_Available data_
%%
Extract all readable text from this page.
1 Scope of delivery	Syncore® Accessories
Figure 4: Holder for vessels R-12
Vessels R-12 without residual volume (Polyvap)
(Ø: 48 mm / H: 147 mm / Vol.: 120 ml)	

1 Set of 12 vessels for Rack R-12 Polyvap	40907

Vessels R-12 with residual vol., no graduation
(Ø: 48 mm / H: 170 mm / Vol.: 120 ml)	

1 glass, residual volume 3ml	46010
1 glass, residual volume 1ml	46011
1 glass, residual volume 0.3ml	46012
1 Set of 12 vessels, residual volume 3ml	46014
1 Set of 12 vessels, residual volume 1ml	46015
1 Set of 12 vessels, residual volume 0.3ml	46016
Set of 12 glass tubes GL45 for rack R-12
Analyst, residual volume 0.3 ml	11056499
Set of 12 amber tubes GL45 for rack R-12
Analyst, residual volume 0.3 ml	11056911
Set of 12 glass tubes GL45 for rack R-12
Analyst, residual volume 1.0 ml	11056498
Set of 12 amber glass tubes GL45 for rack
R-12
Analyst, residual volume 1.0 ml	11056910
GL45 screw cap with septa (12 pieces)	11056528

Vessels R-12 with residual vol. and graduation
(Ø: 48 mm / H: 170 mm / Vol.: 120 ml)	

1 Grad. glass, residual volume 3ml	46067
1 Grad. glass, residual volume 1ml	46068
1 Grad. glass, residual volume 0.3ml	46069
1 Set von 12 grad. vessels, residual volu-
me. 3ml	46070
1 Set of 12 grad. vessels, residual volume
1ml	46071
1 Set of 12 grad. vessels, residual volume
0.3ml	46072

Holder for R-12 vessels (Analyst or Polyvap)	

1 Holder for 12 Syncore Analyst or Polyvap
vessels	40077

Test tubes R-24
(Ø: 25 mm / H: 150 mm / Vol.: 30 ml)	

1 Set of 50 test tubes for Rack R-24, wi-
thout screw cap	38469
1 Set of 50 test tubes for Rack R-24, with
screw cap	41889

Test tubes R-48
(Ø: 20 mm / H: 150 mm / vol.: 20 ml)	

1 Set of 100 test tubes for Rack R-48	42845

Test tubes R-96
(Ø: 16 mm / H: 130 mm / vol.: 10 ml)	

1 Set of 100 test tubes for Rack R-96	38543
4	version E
%%
_Given instruction_
Count every line in the entries above where the word "tubes" appears; respond with the number alone.

_Task output_
11